** START OF Provided records **

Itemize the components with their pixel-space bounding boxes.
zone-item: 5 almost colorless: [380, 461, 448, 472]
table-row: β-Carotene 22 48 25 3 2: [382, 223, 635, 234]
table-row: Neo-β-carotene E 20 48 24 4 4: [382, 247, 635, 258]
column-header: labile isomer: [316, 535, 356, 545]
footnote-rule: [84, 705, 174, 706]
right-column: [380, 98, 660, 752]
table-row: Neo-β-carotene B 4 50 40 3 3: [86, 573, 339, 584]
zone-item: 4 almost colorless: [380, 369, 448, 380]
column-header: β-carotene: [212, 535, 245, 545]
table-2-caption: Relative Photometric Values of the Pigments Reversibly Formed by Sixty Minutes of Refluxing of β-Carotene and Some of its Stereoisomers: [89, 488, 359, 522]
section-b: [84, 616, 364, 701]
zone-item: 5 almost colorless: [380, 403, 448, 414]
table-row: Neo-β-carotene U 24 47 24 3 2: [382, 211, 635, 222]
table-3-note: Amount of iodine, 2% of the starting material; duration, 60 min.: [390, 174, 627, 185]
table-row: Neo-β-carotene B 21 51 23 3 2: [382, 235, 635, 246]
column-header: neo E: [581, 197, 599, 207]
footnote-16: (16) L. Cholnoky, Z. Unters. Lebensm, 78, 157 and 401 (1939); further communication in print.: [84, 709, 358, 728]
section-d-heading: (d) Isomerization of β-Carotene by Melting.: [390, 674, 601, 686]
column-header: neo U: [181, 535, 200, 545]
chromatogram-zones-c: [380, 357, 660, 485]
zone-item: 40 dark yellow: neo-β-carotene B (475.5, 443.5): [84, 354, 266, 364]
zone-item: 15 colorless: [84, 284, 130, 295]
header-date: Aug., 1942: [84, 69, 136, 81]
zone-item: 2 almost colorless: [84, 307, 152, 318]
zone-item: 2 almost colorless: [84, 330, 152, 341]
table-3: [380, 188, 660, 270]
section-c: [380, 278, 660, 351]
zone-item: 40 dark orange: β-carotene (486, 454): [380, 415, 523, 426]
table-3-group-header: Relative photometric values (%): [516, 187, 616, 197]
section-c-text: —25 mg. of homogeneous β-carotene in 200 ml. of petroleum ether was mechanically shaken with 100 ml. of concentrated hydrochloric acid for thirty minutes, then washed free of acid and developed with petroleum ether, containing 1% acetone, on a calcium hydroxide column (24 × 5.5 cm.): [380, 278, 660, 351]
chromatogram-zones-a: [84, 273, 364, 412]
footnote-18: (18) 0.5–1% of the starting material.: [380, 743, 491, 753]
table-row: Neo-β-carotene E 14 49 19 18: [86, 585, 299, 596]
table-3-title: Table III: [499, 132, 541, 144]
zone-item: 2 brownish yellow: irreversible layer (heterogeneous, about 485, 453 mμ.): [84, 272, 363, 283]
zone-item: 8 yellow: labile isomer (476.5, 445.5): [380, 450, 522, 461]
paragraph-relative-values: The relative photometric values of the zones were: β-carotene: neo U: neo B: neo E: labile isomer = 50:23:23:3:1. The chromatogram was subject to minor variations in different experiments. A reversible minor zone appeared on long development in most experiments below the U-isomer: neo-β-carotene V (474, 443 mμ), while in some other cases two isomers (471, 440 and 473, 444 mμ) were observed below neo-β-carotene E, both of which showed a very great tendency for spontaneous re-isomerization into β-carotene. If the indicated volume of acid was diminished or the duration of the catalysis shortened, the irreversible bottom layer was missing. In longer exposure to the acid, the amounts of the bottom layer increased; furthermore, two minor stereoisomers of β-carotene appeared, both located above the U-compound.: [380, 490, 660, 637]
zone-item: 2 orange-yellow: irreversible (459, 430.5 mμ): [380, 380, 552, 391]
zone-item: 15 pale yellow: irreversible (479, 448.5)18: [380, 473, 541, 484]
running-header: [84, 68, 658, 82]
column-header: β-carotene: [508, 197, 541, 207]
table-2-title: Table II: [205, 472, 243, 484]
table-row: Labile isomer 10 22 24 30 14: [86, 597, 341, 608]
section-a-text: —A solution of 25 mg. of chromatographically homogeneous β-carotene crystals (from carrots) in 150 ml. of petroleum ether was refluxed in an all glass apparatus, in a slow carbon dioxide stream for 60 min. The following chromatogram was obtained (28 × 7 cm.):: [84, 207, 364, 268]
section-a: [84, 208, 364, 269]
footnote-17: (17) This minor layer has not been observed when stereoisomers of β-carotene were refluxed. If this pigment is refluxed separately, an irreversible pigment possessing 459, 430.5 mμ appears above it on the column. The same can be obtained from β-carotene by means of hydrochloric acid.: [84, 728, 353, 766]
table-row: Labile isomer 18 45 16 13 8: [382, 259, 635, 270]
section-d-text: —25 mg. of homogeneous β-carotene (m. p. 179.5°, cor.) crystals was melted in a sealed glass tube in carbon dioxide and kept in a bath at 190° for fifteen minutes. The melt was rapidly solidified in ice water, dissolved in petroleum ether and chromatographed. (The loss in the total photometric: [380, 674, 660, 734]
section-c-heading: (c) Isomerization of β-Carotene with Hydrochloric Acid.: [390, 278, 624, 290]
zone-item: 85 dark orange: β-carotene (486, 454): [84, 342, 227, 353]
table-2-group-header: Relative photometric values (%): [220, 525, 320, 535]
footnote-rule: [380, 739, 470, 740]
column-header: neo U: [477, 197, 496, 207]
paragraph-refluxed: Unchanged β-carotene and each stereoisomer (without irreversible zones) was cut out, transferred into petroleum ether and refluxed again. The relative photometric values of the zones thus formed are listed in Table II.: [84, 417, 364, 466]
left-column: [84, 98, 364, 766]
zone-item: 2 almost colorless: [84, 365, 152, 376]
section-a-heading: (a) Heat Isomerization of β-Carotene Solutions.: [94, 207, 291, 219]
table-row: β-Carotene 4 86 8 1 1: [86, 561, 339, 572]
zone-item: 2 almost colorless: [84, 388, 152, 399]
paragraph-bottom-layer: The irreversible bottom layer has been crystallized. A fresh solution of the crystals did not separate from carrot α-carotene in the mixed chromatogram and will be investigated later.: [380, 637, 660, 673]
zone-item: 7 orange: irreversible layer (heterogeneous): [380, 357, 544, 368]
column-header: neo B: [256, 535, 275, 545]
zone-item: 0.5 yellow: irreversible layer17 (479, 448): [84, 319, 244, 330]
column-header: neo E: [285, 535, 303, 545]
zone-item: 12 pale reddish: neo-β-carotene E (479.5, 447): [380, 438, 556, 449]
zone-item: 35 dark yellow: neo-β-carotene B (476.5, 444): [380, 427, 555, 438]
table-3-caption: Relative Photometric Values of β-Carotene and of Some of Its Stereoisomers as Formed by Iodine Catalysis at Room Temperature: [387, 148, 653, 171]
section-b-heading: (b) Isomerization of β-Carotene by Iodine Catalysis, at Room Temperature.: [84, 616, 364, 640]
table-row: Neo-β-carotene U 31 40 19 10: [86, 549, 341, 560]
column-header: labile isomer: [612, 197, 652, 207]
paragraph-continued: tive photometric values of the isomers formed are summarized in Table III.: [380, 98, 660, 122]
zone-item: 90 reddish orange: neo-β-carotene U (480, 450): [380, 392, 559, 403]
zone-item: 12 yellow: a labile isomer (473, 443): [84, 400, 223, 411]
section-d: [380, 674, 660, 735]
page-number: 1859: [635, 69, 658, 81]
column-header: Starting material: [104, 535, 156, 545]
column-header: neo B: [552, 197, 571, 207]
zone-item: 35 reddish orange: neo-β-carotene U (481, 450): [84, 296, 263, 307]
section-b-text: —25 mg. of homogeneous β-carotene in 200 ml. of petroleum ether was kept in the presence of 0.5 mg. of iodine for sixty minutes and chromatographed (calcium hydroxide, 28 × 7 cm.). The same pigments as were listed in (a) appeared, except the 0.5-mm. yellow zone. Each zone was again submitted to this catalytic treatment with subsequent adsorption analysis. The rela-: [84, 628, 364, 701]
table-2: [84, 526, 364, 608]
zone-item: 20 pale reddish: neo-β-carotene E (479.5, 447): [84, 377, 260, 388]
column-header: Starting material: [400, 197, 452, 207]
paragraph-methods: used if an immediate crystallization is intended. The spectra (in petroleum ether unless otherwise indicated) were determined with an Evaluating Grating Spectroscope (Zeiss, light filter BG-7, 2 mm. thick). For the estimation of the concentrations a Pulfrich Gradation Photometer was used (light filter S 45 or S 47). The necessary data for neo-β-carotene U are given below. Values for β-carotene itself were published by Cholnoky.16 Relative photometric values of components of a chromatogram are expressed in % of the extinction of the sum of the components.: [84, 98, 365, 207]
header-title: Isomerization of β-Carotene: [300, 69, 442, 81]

** END OF Provided records **

**Goal of the exercise:**
Can you rewrite the rows, starting at the first row and ending at the row that contains "right-column: [380, 98, 660, 752]", with "table-row" changed to "data-row" and everything else left the same?

**Result for this task:**
Itemize the components with their pixel-space bounding boxes.
zone-item: 5 almost colorless: [380, 461, 448, 472]
data-row: β-Carotene 22 48 25 3 2: [382, 223, 635, 234]
data-row: Neo-β-carotene E 20 48 24 4 4: [382, 247, 635, 258]
column-header: labile isomer: [316, 535, 356, 545]
footnote-rule: [84, 705, 174, 706]
right-column: [380, 98, 660, 752]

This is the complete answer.